- **WHAT IS ASKED**
Return only the number of lines in the entries below that hold the word "bodies".

Dataset excerpt
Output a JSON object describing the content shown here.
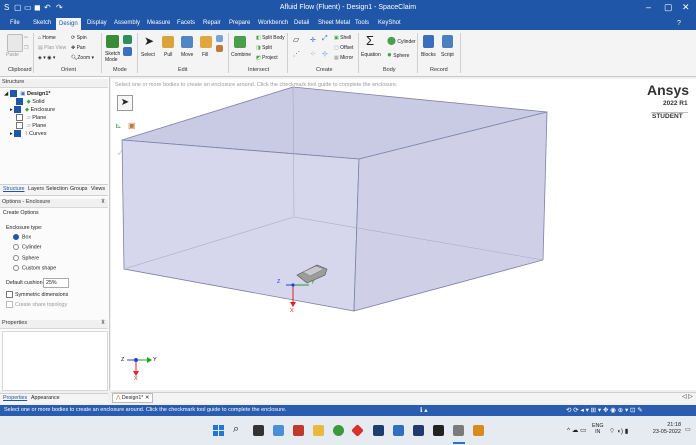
{
  "window": {
    "title": "Afluid Flow (Fluent) - Design1 - SpaceClaim"
  },
  "menu": {
    "items": [
      "File",
      "Sketch",
      "Design",
      "Display",
      "Assembly",
      "Measure",
      "Facets",
      "Repair",
      "Prepare",
      "Workbench",
      "Detail",
      "Sheet Metal",
      "Tools",
      "KeyShot"
    ],
    "active": "Design"
  },
  "ribbon": {
    "clipboard": {
      "paste": "Paste",
      "group": "Clipboard"
    },
    "orient": {
      "home": "Home",
      "plan_view": "Plan View",
      "spin": "Spin",
      "pan": "Pan",
      "zoom": "Zoom",
      "group": "Orient"
    },
    "mode": {
      "sketch_mode": "Sketch Mode",
      "group": "Mode"
    },
    "edit": {
      "select": "Select",
      "pull": "Pull",
      "move": "Move",
      "fill": "Fill",
      "group": "Edit"
    },
    "intersect": {
      "combine": "Combine",
      "split_body": "Split Body",
      "split": "Split",
      "project": "Project",
      "group": "Intersect"
    },
    "create": {
      "shell": "Shell",
      "offset": "Offset",
      "mirror": "Mirror",
      "group": "Create"
    },
    "body": {
      "equation": "Equation",
      "cylinder": "Cylinder",
      "sphere": "Sphere",
      "group": "Body"
    },
    "record": {
      "blocks": "Blocks",
      "script": "Script",
      "group": "Record"
    }
  },
  "structure": {
    "header": "Structure",
    "items": [
      {
        "label": "Design1*",
        "level": 0
      },
      {
        "label": "Solid",
        "level": 1
      },
      {
        "label": "Enclosure",
        "level": 1
      },
      {
        "label": "Plane",
        "level": 1
      },
      {
        "label": "Plane",
        "level": 1
      },
      {
        "label": "Curves",
        "level": 1
      }
    ]
  },
  "panel_tabs": [
    "Structure",
    "Layers",
    "Selection",
    "Groups",
    "Views"
  ],
  "options": {
    "header": "Options - Enclosure",
    "sub_header": "Create Options",
    "enclosure_type_label": "Enclosure type:",
    "types": [
      "Box",
      "Cylinder",
      "Sphere",
      "Custom shape"
    ],
    "selected_type": "Box",
    "default_cushion_label": "Default cushion:",
    "default_cushion_value": "25%",
    "symmetric_label": "Symmetric dimensions",
    "share_topology_label": "Create share topology"
  },
  "properties": {
    "header": "Properties"
  },
  "bottom_tabs": [
    "Properties",
    "Appearance"
  ],
  "viewport": {
    "hint": "Select one or more bodies to create an enclosure around. Click the checkmark tool guide to complete the enclosure.",
    "doc_tab": "Design1*",
    "brand": "Ansys",
    "version": "2022 R1",
    "edition": "STUDENT",
    "triad_labels": {
      "x": "X",
      "y": "Y",
      "z": "Z"
    },
    "colors": {
      "enclosure_fill": "#cfd0e8",
      "enclosure_edge": "#7e7fa6",
      "accent": "#1f56a8"
    }
  },
  "status": {
    "message": "Select one or more bodies to create an enclosure around. Click the checkmark tool guide to complete the enclosure."
  },
  "taskbar": {
    "language": "ENG",
    "region": "IN",
    "time": "21:18",
    "date": "23-05-2022"
  }
}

- **TASK SOLUTION**
2